Items from a figure collection:
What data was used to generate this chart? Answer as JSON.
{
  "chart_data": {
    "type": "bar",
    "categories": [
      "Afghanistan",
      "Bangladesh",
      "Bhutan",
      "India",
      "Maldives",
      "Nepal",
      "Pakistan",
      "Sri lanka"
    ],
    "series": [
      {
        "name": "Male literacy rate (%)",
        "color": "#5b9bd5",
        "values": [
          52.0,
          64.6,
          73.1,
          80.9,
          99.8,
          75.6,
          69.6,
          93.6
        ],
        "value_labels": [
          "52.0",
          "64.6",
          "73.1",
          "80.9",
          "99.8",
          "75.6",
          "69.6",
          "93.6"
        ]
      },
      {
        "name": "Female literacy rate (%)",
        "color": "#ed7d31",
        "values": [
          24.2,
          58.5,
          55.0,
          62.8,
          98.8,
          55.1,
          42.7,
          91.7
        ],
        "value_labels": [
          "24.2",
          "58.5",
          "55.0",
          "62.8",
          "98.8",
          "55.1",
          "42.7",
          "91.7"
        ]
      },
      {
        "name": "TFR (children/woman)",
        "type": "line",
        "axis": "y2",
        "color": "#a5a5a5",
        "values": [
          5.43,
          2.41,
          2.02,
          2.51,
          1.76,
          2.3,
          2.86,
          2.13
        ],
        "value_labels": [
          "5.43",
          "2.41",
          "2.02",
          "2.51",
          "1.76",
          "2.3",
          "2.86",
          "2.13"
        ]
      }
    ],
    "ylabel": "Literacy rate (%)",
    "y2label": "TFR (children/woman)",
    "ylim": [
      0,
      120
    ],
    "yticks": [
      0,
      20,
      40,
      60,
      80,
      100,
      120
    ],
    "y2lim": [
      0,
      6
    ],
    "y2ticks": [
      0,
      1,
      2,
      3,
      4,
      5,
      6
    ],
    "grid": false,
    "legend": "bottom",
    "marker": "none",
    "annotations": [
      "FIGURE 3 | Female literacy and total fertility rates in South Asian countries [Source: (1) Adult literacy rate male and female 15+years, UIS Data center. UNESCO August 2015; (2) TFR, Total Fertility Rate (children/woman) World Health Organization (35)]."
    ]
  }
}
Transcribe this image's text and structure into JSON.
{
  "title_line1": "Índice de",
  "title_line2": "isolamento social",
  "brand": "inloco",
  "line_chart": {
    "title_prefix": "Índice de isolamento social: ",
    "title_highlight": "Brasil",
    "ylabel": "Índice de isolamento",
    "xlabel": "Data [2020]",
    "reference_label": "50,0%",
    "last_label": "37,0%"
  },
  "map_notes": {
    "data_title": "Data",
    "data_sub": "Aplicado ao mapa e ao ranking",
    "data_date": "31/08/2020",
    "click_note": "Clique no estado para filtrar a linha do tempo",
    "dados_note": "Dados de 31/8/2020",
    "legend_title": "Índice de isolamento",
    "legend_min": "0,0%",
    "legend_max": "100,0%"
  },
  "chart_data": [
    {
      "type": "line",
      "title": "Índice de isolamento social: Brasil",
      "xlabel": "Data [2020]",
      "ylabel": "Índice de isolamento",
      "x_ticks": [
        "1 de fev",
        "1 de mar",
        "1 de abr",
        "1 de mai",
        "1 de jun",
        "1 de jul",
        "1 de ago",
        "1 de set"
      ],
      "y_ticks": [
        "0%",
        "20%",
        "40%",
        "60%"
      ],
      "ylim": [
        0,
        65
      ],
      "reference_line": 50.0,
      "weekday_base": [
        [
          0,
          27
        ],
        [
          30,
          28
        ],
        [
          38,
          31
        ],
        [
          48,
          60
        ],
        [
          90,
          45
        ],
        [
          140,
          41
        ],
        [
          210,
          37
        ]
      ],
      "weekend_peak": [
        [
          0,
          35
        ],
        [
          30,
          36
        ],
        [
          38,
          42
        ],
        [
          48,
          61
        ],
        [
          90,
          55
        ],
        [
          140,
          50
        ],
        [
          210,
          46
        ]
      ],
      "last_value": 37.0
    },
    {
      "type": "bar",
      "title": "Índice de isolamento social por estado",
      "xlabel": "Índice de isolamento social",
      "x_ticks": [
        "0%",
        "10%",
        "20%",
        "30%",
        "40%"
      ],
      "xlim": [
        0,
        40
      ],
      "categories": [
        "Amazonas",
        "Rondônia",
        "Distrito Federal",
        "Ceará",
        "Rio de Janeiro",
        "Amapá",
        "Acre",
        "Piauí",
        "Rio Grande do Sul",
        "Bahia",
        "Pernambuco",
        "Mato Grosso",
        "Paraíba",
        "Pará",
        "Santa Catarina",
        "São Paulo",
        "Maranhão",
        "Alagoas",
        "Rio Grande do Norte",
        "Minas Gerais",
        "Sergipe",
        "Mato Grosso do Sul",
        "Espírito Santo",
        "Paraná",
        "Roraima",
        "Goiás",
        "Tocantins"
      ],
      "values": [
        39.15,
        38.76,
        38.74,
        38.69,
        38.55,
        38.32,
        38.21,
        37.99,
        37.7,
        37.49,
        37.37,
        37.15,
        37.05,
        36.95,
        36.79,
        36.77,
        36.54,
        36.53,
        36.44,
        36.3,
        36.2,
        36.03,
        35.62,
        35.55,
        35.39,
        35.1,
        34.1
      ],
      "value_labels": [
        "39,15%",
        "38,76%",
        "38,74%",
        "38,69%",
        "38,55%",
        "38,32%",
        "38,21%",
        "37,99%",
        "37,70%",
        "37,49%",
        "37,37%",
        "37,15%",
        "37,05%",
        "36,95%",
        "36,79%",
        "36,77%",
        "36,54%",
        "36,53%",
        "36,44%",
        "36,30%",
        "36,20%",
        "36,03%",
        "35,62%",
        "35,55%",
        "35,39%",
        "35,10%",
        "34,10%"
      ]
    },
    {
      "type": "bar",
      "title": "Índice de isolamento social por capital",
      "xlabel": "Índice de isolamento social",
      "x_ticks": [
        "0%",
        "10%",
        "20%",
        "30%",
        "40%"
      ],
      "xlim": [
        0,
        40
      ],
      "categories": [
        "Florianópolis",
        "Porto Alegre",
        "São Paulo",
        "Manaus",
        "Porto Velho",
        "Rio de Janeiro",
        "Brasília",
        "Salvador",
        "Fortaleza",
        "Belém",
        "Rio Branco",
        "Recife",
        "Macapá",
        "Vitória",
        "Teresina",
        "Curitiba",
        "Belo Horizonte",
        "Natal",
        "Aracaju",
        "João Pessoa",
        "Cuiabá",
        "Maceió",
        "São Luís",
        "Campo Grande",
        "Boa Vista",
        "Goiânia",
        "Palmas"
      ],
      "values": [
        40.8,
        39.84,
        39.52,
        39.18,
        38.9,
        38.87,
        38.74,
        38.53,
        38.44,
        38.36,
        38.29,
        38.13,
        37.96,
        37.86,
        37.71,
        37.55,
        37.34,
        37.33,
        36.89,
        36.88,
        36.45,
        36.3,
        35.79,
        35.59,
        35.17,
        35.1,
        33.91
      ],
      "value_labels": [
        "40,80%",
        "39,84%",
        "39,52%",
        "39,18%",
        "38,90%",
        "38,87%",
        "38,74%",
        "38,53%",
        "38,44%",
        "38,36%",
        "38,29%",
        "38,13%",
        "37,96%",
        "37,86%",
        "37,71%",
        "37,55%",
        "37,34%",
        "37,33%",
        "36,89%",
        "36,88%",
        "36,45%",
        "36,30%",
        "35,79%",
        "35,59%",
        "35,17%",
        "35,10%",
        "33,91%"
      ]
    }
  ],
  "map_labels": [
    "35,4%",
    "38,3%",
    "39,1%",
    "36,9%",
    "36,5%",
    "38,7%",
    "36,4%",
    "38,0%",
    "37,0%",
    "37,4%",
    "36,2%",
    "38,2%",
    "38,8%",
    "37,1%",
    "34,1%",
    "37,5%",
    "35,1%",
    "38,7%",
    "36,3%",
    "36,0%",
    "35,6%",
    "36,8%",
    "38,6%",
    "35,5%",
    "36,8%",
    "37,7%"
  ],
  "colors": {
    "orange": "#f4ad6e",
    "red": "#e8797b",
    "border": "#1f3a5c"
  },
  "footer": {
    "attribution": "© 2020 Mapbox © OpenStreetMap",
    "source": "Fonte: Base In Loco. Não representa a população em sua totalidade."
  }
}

WHAT THE TASK REQUIRES:
Scan the records for the string "children". Copy each line in which it appears.

EXERCISE OUTPUT:
        "name": "TFR (children/woman)",
    "y2label": "TFR (children/woman)",
      "FIGURE 3 | Female literacy and total fertility rates in South Asian countries [Source: (1) Adult literacy rate male and female 15+years, UIS Data center. UNESCO August 2015; (2) TFR, Total Fertility Rate (children/woman) World Health Organization (35)]."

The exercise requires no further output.